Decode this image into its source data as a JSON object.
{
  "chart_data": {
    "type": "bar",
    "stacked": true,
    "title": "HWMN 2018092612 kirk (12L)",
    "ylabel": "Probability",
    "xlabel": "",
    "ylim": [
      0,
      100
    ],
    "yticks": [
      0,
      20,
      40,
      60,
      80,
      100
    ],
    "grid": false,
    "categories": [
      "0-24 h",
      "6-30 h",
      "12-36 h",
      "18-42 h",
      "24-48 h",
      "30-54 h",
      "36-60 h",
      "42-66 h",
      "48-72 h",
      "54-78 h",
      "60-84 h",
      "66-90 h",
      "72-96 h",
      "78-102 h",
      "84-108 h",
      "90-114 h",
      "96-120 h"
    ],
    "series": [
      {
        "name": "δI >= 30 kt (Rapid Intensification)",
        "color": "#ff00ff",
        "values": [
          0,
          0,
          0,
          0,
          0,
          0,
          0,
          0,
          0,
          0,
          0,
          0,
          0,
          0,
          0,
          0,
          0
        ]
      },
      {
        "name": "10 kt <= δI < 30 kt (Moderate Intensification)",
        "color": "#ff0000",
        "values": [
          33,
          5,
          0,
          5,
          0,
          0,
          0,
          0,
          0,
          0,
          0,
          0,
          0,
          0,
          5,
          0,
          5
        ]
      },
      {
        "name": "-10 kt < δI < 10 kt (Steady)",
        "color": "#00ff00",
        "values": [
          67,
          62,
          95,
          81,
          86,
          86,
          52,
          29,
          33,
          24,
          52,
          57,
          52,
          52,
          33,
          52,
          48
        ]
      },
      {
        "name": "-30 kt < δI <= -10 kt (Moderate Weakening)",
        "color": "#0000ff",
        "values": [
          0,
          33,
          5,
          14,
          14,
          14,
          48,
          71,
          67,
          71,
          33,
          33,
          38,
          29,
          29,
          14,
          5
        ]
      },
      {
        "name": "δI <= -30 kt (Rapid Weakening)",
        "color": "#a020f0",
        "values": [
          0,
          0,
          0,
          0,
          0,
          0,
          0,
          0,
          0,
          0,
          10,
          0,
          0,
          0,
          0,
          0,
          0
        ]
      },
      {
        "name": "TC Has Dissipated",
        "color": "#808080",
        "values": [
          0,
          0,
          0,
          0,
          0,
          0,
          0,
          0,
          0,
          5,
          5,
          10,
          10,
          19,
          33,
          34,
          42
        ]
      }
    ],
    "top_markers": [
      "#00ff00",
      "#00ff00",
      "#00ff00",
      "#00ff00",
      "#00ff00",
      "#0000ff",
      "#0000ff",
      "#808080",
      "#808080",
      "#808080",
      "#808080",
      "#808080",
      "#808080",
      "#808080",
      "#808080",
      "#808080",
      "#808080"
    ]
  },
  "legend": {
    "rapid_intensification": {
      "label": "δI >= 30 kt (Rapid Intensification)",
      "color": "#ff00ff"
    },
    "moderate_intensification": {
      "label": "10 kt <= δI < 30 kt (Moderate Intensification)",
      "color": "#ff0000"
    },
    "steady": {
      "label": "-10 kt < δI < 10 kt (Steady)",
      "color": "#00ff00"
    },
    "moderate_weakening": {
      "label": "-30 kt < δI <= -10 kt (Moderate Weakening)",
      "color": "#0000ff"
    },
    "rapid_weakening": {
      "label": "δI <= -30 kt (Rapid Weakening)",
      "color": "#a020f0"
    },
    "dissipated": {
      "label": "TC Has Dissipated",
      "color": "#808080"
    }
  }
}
++++++++++
Each line must be given again exactly as written above.

## [Written solution]
Decode this image into its source data as a JSON object.
{
  "chart_data": {
    "type": "bar",
    "stacked": true,
    "title": "HWMN 2018092612 kirk (12L)",
    "ylabel": "Probability",
    "xlabel": "",
    "ylim": [
      0,
      100
    ],
    "yticks": [
      0,
      20,
      40,
      60,
      80,
      100
    ],
    "grid": false,
    "categories": [
      "0-24 h",
      "6-30 h",
      "12-36 h",
      "18-42 h",
      "24-48 h",
      "30-54 h",
      "36-60 h",
      "42-66 h",
      "48-72 h",
      "54-78 h",
      "60-84 h",
      "66-90 h",
      "72-96 h",
      "78-102 h",
      "84-108 h",
      "90-114 h",
      "96-120 h"
    ],
    "series": [
      {
        "name": "δI >= 30 kt (Rapid Intensification)",
        "color": "#ff00ff",
        "values": [
          0,
          0,
          0,
          0,
          0,
          0,
          0,
          0,
          0,
          0,
          0,
          0,
          0,
          0,
          0,
          0,
          0
        ]
      },
      {
        "name": "10 kt <= δI < 30 kt (Moderate Intensification)",
        "color": "#ff0000",
        "values": [
          33,
          5,
          0,
          5,
          0,
          0,
          0,
          0,
          0,
          0,
          0,
          0,
          0,
          0,
          5,
          0,
          5
        ]
      },
      {
        "name": "-10 kt < δI < 10 kt (Steady)",
        "color": "#00ff00",
        "values": [
          67,
          62,
          95,
          81,
          86,
          86,
          52,
          29,
          33,
          24,
          52,
          57,
          52,
          52,
          33,
          52,
          48
        ]
      },
      {
        "name": "-30 kt < δI <= -10 kt (Moderate Weakening)",
        "color": "#0000ff",
        "values": [
          0,
          33,
          5,
          14,
          14,
          14,
          48,
          71,
          67,
          71,
          33,
          33,
          38,
          29,
          29,
          14,
          5
        ]
      },
      {
        "name": "δI <= -30 kt (Rapid Weakening)",
        "color": "#a020f0",
        "values": [
          0,
          0,
          0,
          0,
          0,
          0,
          0,
          0,
          0,
          0,
          10,
          0,
          0,
          0,
          0,
          0,
          0
        ]
      },
      {
        "name": "TC Has Dissipated",
        "color": "#808080",
        "values": [
          0,
          0,
          0,
          0,
          0,
          0,
          0,
          0,
          0,
          5,
          5,
          10,
          10,
          19,
          33,
          34,
          42
        ]
      }
    ],
    "top_markers": [
      "#00ff00",
      "#00ff00",
      "#00ff00",
      "#00ff00",
      "#00ff00",
      "#0000ff",
      "#0000ff",
      "#808080",
      "#808080",
      "#808080",
      "#808080",
      "#808080",
      "#808080",
      "#808080",
      "#808080",
      "#808080",
      "#808080"
    ]
  },
  "legend": {
    "rapid_intensification": {
      "label": "δI >= 30 kt (Rapid Intensification)",
      "color": "#ff00ff"
    },
    "moderate_intensification": {
      "label": "10 kt <= δI < 30 kt (Moderate Intensification)",
      "color": "#ff0000"
    },
    "steady": {
      "label": "-10 kt < δI < 10 kt (Steady)",
      "color": "#00ff00"
    },
    "moderate_weakening": {
      "label": "-30 kt < δI <= -10 kt (Moderate Weakening)",
      "color": "#0000ff"
    },
    "rapid_weakening": {
      "label": "δI <= -30 kt (Rapid Weakening)",
      "color": "#a020f0"
    },
    "dissipated": {
      "label": "TC Has Dissipated",
      "color": "#808080"
    }
  }
}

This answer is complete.